Rows from a dataset
-----
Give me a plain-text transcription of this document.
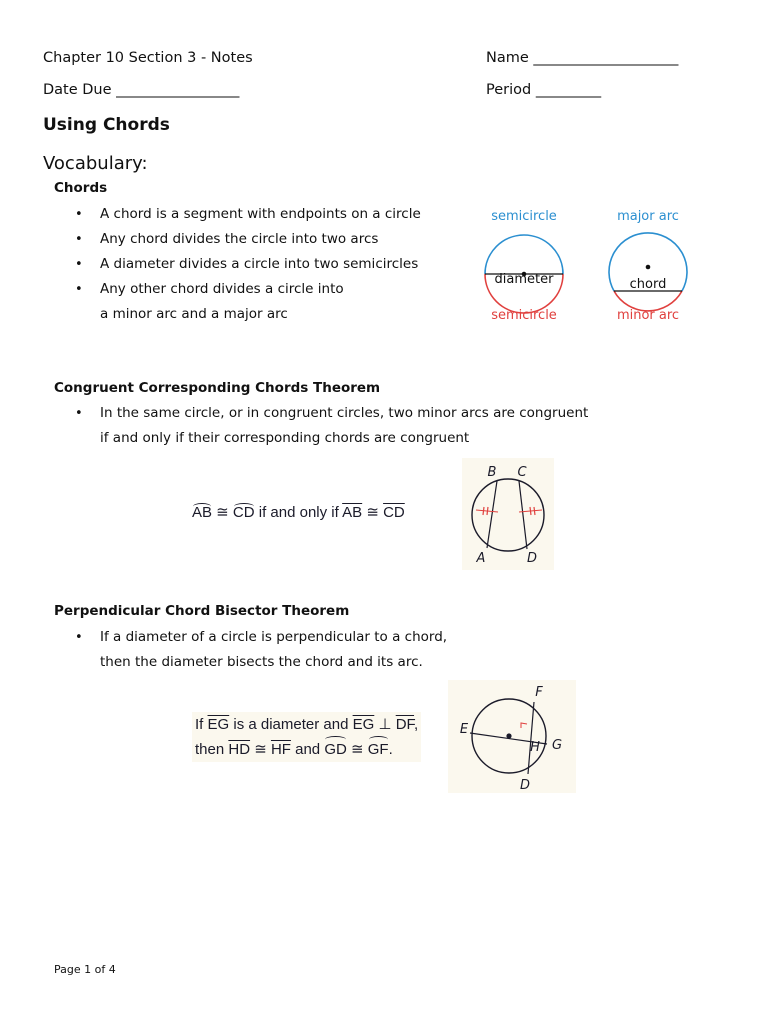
Chapter 10 Section 3 - Notes	Name ____________________
Date Due _________________	Period _________
Using Chords
Vocabulary:
Chords
• A chord is a segment with endpoints on a circle
• Any chord divides the circle into two arcs
• A diameter divides a circle into two semicircles
• Any other chord divides a circle into
a minor arc and a major arc
semicircle
diameter
semicircle
major arc
chord
minor arc
Congruent Corresponding Chords Theorem
• In the same circle, or in congruent circles, two minor arcs are congruent
if and only if their corresponding chords are congruent
AB ≅ CD if and only if $\overline{AB}$ ≅ $\overline{CD}$
B C
A	D
Perpendicular Chord Bisector Theorem
• If a diameter of a circle is perpendicular to a chord,
then the diameter bisects the chord and its arc.
If $\overline{EG}$ is a diameter and $\overline{EG}$ ⊥ $\overline{DF}$,
then $\overline{HD}$ ≅ $\overline{HF}$ and GD ≅ GF.
F
E
H G
D
Page 1 of 4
-----
Output all of the entries verbatim, leaving out any images.

WRITTEN RESPONSE
Give me a plain-text transcription of this document.
Chapter 10 Section 3 - Notes	Name ____________________
Date Due _________________	Period _________
Using Chords
Vocabulary:
Chords
• A chord is a segment with endpoints on a circle
• Any chord divides the circle into two arcs
• A diameter divides a circle into two semicircles
• Any other chord divides a circle into
a minor arc and a major arc
semicircle
diameter
semicircle
major arc
chord
minor arc
Congruent Corresponding Chords Theorem
• In the same circle, or in congruent circles, two minor arcs are congruent
if and only if their corresponding chords are congruent
AB ≅ CD if and only if $\overline{AB}$ ≅ $\overline{CD}$
B C
A	D
Perpendicular Chord Bisector Theorem
• If a diameter of a circle is perpendicular to a chord,
then the diameter bisects the chord and its arc.
If $\overline{EG}$ is a diameter and $\overline{EG}$ ⊥ $\overline{DF}$,
then $\overline{HD}$ ≅ $\overline{HF}$ and GD ≅ GF.
F
E
H G
D
Page 1 of 4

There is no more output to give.